-- BEGIN Excerpted passage --
Friday, August 26, 2016

Rio Monsters of the Taos Box by Taylor Streit

My girlfriend and I had been diverted south from our Colorado wanderings by an early snow to New Mexico.  Being a typically ignorant yankee concerning matters of landscape, I didn’t even know that there was running water in New Mexico. Let alone a “Big River” running down the middle of it. But on the second day I was ever in wondrous New Mexico my course was set for the next fifty years by a Santa Fe motel clerk, who told me that there were “huge trout in the Taos Box.”
 Santa Fe was a sleepy village then—but it’s changed now, and the fellow at the hotel is now a “consiglieres” and not a clerk. And what was once the historical center of Americas West’ has now been reduced to one of the world’s great shopping destinations. It was too much of a town for me even back then—let alone now, and when we drove north  and peered into this mysterious Taos Box we rented a house for $35 a month—as close to the “Box’ as possible.
But I couldn’t figure out how to catch the big trout. Not until a fisherman named Charlie Reynolds showed me how. But that was still on the outskirts of “the Box” and the suspicions have existed for me as to what type of Rio monsters swim in those ten miles I’ve barely fished? Few people—way few—go in there. In fact, probably less fish it now then back in the olden days. Yes many have rafted through it and they have hooped and hollered against the suffocating solitude but that is drowned out by the roar of spring thaw cascading towards the ocean. When the Rio is in shape to be fished the water has subsided and the river is quieter. Floating it a low flows is suicidal. 
But why would one bother to go to that dreadful place of suicide--rock, rattler and rapid—anyway; when you can go “Santa Fe Style “ and shop your trout; hire a strapping young guide who will pick you up in his range rover and drive you to a manicured pool. Catch fat fishes that are hand-fed; without all the bother of butting up against such raw nature.
-- END Excerpted passage --
-- BEGIN Information provided --
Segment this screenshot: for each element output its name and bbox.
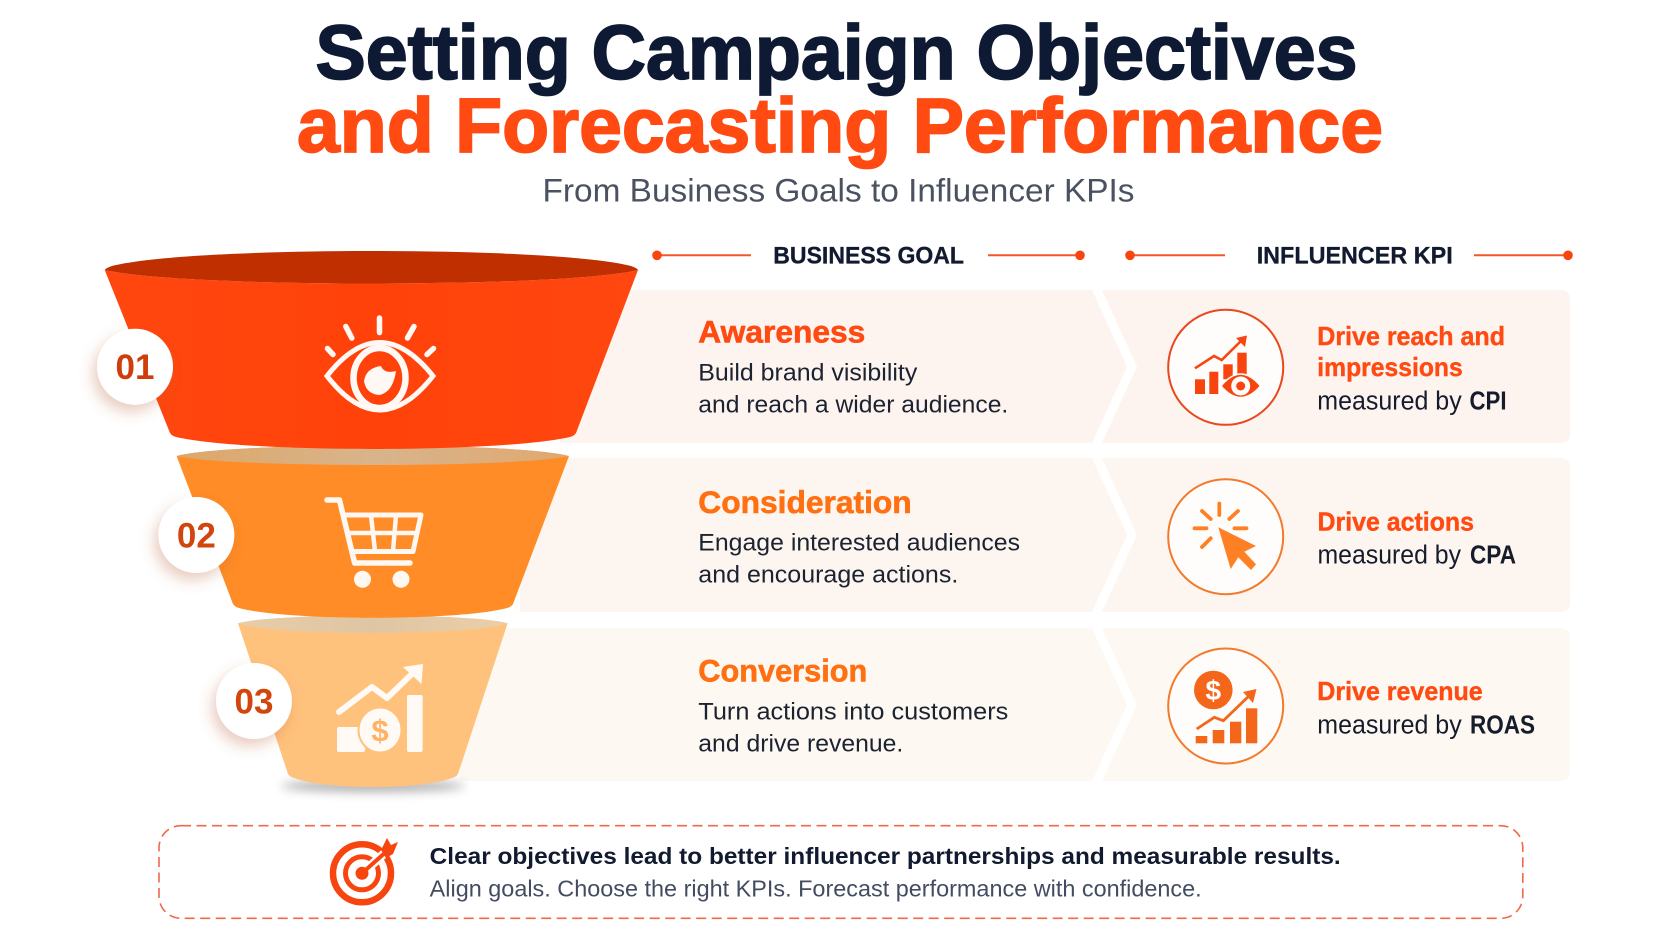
-- END Information provided --
> [Required task]: Retype the Taos Box fishing story above, from "But I couldn’t" up to and including "flows is suicidal.".

> [Solution to this task]:
But I couldn’t figure out how to catch the big trout. Not until a fisherman named Charlie Reynolds showed me how. But that was still on the outskirts of “the Box” and the suspicions have existed for me as to what type of Rio monsters swim in those ten miles I’ve barely fished? Few people—way few—go in there. In fact, probably less fish it now then back in the olden days. Yes many have rafted through it and they have hooped and hollered against the suffocating solitude but that is drowned out by the roar of spring thaw cascading towards the ocean. When the Rio is in shape to be fished the water has subsided and the river is quieter. Floating it a low flows is suicidal.